▶ **Dataset rows**
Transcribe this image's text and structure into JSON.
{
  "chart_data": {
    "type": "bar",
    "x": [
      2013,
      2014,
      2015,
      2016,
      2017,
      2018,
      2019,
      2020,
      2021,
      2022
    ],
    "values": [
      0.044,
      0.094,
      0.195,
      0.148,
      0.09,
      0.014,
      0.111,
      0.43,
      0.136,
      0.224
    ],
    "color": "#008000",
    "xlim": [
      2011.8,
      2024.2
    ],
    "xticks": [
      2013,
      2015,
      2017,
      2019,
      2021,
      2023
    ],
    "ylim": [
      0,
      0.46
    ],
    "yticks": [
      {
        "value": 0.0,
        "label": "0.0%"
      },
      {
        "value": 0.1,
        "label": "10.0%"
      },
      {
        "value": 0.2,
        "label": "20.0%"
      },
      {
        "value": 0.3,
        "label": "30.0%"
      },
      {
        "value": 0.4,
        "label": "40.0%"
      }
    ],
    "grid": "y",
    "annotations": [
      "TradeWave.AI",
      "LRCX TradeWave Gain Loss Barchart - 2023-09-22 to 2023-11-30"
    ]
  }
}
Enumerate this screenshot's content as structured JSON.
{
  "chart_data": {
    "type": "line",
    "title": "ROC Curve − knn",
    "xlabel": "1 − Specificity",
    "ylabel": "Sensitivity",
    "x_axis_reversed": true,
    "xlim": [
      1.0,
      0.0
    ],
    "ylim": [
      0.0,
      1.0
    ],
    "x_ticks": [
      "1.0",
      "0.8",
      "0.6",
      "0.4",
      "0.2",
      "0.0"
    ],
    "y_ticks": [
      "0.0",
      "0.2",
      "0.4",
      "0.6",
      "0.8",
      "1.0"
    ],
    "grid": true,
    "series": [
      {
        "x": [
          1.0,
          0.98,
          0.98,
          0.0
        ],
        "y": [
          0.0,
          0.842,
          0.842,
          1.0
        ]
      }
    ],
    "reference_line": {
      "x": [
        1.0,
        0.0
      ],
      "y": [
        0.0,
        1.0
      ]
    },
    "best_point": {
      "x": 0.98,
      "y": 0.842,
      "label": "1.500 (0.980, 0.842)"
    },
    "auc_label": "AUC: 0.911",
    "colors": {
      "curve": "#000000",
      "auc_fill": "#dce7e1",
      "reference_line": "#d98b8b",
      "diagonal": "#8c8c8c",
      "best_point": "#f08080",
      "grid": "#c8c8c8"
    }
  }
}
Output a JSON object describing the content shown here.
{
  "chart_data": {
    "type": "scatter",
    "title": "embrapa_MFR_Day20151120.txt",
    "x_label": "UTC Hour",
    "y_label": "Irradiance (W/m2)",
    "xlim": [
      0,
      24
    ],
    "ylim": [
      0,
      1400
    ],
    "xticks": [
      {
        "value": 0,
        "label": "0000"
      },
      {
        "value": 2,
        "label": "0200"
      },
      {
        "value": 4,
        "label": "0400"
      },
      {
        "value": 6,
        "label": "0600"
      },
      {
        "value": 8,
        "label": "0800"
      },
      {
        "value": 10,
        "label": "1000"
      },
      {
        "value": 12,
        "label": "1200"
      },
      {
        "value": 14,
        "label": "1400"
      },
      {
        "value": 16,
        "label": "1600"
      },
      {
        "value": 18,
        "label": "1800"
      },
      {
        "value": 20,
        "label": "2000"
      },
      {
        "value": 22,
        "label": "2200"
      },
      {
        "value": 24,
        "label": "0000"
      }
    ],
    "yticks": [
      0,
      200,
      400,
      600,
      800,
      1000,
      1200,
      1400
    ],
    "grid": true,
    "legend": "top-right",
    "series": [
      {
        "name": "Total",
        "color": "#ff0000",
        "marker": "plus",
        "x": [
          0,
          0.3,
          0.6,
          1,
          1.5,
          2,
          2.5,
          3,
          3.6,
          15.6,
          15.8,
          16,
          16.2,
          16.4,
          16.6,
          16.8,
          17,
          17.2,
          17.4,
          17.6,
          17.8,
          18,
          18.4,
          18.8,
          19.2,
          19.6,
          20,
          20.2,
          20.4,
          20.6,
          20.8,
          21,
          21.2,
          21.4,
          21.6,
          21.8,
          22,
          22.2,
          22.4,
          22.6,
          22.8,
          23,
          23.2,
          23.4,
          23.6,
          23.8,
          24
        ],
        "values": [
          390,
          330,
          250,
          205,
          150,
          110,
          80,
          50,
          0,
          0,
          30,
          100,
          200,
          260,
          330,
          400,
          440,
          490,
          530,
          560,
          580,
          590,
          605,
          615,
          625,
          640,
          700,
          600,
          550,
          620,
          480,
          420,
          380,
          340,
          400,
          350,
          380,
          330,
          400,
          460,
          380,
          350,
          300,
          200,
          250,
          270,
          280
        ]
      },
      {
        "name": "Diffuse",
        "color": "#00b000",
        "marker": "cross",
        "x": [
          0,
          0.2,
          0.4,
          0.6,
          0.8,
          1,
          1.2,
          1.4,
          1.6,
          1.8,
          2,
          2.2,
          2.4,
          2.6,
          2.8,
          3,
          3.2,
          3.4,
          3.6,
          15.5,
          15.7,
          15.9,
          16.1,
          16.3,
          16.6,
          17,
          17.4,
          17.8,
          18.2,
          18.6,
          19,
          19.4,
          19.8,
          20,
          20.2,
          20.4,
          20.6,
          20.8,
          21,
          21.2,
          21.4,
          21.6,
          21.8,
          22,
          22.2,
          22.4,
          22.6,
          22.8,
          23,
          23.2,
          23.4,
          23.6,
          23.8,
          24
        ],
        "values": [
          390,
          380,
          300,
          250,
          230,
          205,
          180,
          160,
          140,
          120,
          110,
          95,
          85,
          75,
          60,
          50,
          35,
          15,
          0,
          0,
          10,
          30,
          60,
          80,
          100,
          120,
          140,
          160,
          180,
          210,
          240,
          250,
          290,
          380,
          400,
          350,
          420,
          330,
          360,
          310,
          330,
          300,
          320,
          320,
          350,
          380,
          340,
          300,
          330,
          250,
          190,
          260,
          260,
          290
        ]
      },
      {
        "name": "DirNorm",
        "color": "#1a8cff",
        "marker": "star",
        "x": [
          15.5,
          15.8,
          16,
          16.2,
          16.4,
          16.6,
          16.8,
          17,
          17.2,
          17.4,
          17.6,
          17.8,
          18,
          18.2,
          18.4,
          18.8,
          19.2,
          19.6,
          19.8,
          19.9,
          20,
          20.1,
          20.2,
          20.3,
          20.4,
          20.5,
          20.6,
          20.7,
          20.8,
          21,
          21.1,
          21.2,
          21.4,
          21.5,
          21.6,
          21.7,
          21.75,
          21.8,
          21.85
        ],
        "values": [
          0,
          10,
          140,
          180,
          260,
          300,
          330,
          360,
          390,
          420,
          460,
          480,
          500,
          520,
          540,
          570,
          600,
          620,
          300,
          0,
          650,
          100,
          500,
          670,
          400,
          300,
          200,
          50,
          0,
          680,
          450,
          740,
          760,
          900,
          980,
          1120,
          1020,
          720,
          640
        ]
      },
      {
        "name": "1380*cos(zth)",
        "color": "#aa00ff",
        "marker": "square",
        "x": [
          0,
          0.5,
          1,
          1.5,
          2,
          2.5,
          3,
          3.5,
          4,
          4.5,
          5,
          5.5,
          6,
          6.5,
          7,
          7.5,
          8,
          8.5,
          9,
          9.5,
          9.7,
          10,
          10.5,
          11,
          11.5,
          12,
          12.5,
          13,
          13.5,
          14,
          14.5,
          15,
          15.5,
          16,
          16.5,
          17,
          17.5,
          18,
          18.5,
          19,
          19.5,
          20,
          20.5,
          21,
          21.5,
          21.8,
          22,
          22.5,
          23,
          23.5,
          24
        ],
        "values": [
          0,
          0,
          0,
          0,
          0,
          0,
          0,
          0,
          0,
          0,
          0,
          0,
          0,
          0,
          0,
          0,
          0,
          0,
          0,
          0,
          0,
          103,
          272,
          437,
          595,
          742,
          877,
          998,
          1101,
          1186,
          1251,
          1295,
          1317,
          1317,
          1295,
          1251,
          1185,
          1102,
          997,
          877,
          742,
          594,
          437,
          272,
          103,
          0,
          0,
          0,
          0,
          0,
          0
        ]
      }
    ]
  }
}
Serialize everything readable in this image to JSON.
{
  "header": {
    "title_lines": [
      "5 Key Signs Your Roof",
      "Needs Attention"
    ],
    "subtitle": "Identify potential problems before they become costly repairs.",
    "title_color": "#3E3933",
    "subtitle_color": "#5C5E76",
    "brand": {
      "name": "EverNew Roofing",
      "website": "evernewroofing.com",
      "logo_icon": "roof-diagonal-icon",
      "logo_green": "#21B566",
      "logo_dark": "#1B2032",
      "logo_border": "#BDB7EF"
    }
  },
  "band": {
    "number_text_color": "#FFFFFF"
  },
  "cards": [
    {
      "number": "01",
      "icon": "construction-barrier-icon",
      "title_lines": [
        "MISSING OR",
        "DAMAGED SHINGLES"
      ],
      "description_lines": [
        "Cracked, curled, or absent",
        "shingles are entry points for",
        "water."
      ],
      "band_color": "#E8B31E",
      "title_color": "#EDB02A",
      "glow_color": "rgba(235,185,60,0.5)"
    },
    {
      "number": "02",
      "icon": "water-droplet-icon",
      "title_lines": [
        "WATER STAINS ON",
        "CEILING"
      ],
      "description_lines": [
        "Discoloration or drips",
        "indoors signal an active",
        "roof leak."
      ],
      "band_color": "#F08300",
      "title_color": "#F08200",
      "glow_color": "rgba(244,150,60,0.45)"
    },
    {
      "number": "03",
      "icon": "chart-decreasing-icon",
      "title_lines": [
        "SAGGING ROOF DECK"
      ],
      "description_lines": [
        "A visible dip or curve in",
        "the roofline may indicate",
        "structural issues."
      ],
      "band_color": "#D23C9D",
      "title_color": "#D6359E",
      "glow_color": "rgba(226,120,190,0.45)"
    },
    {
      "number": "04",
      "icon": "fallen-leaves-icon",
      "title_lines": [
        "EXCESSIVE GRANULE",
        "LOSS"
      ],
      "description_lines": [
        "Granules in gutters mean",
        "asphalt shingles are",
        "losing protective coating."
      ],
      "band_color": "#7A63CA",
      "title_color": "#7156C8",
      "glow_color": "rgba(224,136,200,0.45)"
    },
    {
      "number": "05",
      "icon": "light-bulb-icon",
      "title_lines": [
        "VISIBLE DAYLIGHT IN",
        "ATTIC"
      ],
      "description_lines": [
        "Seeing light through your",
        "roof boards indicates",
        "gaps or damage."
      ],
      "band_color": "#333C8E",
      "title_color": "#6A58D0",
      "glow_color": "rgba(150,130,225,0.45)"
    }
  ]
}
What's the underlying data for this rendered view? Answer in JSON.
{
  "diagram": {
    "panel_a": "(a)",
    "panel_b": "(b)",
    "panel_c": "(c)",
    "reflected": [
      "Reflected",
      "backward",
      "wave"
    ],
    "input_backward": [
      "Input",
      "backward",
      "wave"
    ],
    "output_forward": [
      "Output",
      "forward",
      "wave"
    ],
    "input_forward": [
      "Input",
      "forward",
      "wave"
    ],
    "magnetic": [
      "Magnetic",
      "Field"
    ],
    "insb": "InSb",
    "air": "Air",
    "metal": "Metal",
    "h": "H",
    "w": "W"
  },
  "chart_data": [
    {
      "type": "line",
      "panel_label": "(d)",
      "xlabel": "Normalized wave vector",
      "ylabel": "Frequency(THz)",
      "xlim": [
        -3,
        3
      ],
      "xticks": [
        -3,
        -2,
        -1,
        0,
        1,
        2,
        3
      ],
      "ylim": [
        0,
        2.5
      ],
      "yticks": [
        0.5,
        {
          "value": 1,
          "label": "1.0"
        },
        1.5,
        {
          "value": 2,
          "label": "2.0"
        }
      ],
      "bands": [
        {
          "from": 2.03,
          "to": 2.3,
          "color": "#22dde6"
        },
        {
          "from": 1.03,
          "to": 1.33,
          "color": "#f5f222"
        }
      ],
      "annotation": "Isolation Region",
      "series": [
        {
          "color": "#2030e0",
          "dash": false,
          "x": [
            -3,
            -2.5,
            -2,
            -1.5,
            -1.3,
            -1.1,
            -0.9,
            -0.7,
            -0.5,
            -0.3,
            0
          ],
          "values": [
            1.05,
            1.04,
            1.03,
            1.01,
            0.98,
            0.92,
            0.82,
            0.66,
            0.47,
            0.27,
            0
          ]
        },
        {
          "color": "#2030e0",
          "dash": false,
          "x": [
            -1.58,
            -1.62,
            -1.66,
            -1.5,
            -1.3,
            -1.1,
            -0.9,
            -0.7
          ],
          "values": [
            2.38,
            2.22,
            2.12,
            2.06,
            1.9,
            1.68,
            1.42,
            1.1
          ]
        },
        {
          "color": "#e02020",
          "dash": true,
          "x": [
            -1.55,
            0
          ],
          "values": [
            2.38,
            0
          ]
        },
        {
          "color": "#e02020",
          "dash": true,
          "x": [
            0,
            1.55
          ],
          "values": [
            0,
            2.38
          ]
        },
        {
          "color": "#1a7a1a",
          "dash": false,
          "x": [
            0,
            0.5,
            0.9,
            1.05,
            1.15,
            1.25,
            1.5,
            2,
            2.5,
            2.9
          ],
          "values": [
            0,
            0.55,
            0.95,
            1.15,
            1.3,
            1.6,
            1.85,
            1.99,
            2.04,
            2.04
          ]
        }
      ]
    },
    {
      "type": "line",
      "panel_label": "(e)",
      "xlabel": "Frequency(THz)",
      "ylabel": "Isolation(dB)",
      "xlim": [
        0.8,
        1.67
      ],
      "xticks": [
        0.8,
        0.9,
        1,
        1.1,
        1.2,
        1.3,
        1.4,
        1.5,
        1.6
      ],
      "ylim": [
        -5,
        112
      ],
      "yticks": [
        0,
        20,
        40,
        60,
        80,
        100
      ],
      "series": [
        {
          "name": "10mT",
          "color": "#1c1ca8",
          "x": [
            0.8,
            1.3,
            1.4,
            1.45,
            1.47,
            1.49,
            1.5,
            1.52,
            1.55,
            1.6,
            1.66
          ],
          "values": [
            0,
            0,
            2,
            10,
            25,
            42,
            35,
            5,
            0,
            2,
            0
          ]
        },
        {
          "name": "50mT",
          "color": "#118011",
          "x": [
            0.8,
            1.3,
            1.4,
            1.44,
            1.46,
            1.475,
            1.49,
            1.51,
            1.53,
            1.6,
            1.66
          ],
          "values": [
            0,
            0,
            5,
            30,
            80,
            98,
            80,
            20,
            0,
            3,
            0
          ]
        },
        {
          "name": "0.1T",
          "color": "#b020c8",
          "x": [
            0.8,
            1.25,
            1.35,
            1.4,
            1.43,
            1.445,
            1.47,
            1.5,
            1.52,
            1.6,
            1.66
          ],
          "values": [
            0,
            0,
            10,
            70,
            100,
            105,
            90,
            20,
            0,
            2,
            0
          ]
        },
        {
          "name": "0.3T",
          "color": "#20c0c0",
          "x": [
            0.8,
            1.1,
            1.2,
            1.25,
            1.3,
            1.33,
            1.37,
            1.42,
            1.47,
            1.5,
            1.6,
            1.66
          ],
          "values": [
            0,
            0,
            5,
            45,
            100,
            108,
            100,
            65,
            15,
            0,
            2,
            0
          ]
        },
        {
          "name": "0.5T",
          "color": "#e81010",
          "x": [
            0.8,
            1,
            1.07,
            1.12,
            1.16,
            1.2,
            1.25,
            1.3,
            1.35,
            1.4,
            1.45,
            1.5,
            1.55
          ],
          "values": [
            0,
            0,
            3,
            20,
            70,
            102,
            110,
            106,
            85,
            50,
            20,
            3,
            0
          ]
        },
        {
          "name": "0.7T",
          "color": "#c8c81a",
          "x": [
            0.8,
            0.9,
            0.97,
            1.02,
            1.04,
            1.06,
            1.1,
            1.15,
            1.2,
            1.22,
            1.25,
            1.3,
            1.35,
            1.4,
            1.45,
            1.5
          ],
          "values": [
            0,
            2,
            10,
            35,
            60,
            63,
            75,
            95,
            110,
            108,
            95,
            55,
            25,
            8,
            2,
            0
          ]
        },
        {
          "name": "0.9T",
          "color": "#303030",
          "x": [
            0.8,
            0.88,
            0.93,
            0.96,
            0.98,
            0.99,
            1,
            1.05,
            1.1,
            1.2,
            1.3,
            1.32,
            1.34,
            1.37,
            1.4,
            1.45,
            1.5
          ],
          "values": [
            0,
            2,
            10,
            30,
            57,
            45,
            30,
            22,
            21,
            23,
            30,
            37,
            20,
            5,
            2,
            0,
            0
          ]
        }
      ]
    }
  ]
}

▶ **Work required**
Search the entries for the string "marker" and collect each line that has it.

▶ **Full solution**
        "marker": "plus",
        "marker": "cross",
        "marker": "star",
        "marker": "square",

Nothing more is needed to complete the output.